--- THE DATA ---

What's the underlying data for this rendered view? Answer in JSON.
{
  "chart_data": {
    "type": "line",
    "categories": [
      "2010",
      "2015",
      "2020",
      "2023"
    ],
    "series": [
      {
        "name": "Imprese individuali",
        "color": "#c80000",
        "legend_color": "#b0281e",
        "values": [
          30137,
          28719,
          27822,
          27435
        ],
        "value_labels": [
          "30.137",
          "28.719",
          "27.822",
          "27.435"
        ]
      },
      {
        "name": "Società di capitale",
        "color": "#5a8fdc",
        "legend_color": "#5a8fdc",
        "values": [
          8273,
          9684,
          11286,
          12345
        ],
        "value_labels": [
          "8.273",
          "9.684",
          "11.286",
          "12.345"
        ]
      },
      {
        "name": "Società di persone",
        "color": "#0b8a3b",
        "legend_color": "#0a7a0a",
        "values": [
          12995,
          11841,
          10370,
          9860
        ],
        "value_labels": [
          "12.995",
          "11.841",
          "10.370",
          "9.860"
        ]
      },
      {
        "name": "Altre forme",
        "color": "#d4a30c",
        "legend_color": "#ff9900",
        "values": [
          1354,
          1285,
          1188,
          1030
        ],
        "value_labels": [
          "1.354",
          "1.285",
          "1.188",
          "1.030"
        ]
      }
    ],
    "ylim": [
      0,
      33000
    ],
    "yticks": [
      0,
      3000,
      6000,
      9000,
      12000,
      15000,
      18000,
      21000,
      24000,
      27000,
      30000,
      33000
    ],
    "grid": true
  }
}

---

Pull every line containing "name" out of the data above.

        "name": "Imprese individuali",
        "name": "Società di capitale",
        "name": "Società di persone",
        "name": "Altre forme",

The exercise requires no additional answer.